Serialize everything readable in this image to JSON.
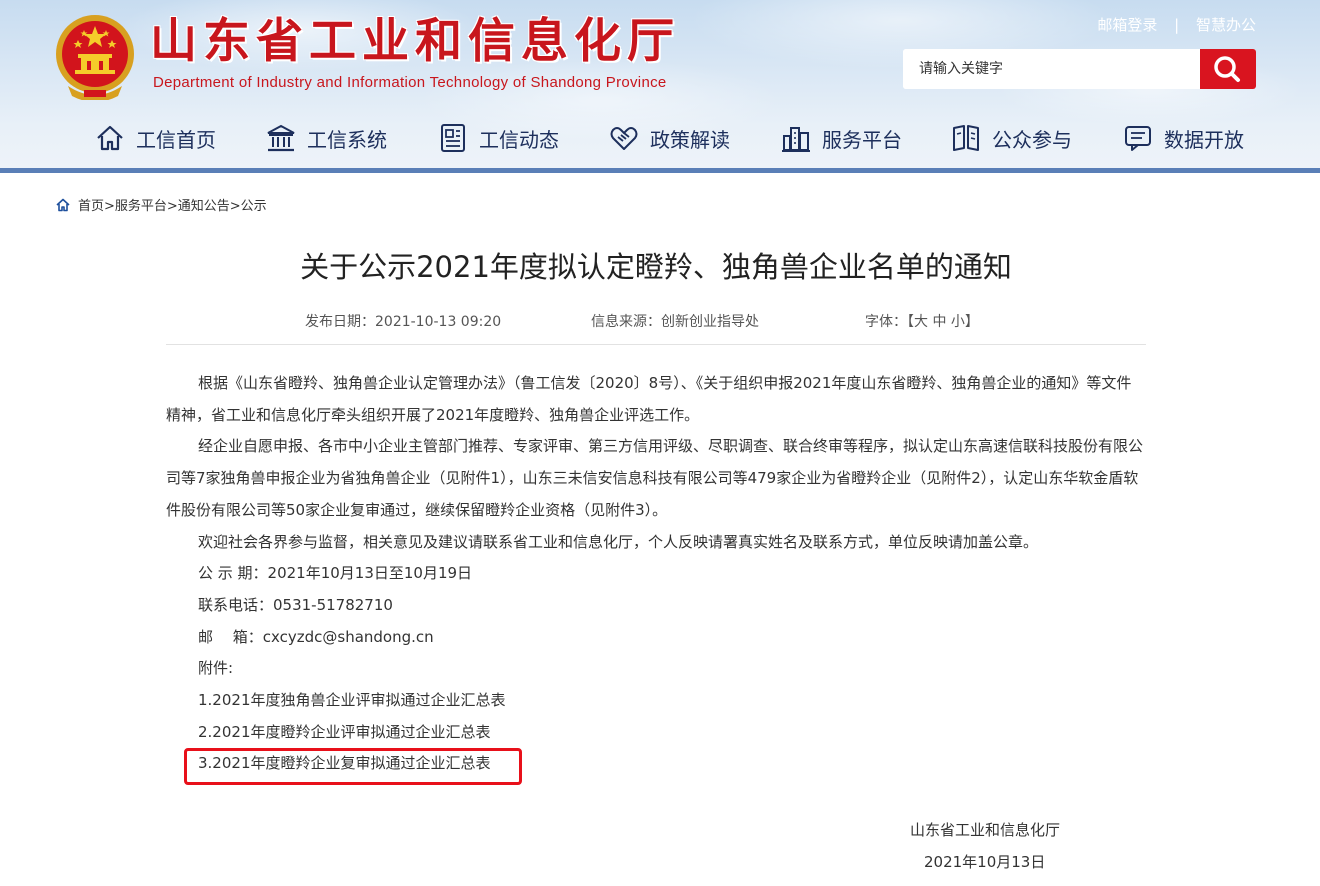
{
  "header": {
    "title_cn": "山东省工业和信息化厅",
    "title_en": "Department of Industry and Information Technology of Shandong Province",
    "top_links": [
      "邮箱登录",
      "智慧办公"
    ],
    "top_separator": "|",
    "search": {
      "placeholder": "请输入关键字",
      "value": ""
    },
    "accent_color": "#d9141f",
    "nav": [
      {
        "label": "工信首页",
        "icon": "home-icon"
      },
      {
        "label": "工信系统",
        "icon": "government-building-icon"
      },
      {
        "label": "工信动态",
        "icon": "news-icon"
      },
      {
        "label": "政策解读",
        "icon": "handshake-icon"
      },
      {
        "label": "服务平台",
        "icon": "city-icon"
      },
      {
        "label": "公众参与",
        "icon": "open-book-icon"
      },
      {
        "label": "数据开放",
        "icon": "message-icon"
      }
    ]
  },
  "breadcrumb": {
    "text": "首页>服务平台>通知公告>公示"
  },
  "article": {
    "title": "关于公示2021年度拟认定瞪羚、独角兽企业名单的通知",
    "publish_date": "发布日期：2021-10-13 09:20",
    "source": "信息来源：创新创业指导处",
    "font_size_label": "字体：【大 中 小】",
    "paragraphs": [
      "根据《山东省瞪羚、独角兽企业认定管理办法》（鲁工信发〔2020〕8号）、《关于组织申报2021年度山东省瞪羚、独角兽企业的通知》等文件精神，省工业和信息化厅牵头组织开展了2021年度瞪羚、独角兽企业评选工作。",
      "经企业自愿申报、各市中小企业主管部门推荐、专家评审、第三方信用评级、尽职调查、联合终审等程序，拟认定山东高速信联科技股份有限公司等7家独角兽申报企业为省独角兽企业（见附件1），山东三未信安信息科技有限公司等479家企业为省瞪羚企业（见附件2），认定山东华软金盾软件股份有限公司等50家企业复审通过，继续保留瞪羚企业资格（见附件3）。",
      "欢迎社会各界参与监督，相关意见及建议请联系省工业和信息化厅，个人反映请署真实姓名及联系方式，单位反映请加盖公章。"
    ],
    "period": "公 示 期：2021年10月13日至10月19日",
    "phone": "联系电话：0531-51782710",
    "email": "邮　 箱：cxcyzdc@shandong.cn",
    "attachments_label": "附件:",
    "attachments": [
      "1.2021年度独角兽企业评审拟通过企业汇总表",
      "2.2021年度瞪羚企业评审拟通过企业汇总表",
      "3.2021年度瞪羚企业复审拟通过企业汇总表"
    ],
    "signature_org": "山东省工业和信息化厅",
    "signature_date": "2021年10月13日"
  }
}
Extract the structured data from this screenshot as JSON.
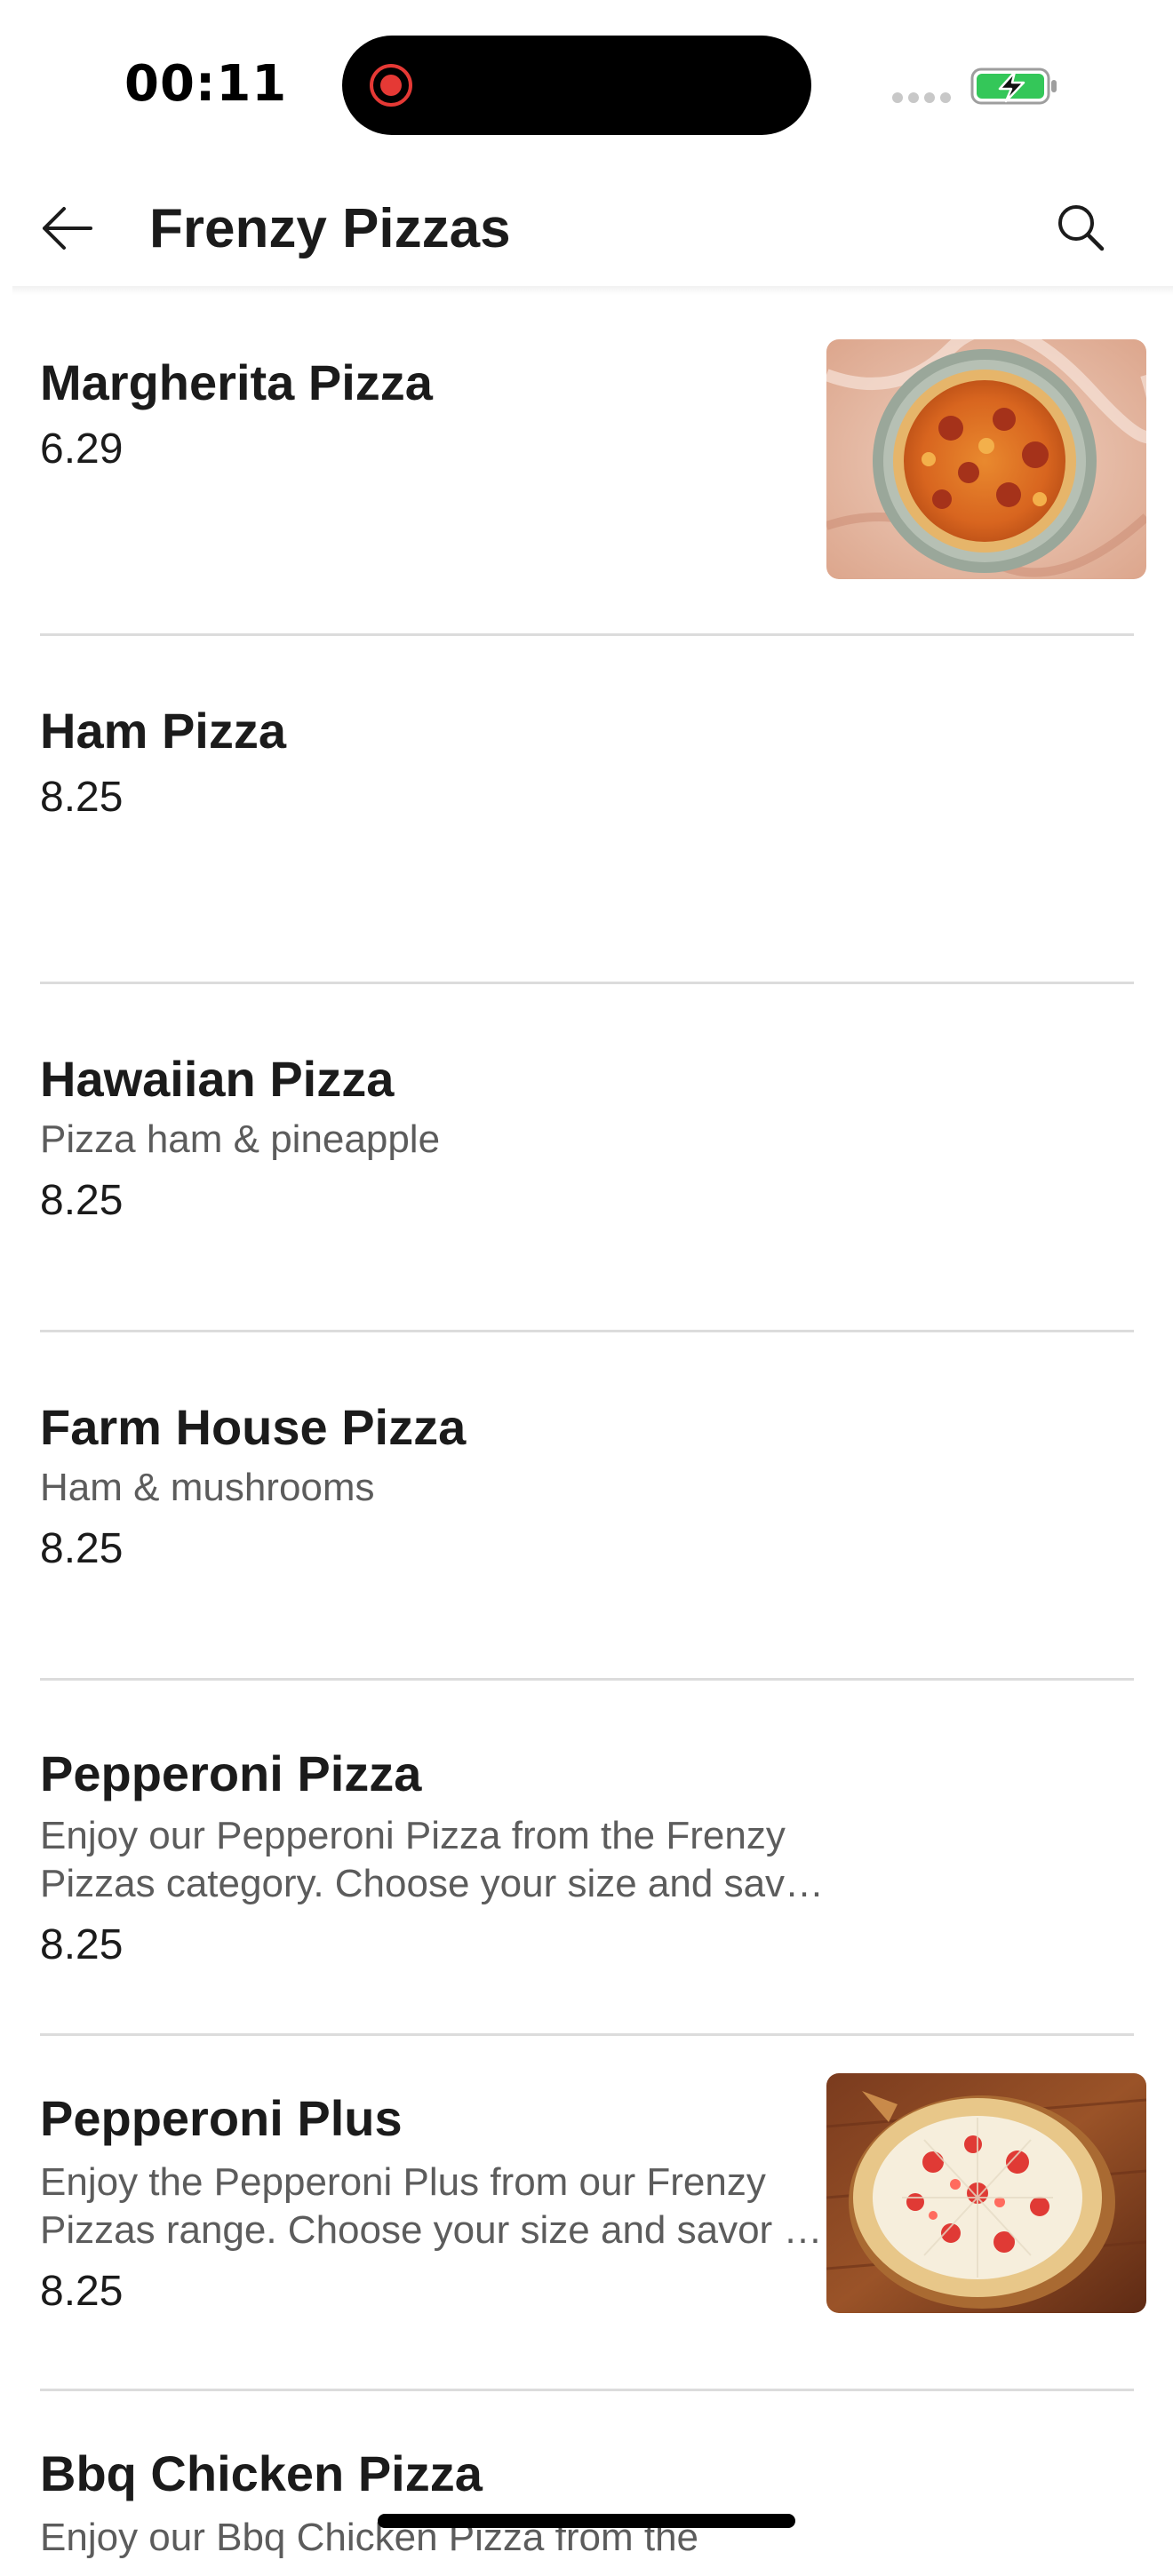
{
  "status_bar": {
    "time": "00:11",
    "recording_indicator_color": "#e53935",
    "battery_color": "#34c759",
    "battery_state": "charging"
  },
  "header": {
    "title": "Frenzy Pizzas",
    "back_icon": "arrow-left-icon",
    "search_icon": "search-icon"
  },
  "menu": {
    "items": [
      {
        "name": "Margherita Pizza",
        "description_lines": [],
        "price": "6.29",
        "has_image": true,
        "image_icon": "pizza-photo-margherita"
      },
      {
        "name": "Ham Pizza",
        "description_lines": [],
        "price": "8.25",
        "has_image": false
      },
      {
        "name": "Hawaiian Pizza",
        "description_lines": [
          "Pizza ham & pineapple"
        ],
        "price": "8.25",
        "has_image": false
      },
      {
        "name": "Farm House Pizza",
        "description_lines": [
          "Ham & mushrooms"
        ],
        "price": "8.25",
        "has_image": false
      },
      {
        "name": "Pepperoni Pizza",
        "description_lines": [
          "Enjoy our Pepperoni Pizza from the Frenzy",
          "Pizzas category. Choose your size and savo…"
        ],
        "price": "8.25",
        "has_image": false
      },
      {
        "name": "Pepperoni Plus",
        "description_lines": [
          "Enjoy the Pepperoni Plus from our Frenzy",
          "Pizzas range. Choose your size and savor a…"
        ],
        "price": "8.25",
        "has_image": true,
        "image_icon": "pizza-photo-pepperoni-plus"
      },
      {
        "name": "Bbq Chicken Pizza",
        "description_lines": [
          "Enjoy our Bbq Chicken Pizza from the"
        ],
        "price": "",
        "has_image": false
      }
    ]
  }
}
--
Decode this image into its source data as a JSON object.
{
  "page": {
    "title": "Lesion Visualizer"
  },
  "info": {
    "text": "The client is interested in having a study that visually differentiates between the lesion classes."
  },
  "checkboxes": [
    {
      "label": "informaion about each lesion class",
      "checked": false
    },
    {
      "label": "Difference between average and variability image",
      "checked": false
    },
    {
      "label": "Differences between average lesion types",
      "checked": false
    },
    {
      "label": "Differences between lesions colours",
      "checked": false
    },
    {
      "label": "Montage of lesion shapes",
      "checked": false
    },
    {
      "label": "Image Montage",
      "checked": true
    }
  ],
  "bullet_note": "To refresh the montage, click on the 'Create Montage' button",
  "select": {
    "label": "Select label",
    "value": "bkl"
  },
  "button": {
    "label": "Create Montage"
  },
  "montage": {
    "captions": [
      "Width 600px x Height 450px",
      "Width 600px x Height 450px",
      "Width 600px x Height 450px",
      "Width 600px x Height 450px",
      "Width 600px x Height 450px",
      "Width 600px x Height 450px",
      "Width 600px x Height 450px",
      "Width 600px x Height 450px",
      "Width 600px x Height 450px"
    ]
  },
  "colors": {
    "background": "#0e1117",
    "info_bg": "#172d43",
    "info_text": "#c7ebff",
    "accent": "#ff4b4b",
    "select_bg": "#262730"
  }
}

- [SHORT TASK] Extract all lines that hold the word "Pizzas".

- [EXPECTED OUTPUT]
    "title": "Frenzy Pizzas",
          "Pizzas category. Choose your size and savo…"
          "Pizzas range. Choose your size and savor a…"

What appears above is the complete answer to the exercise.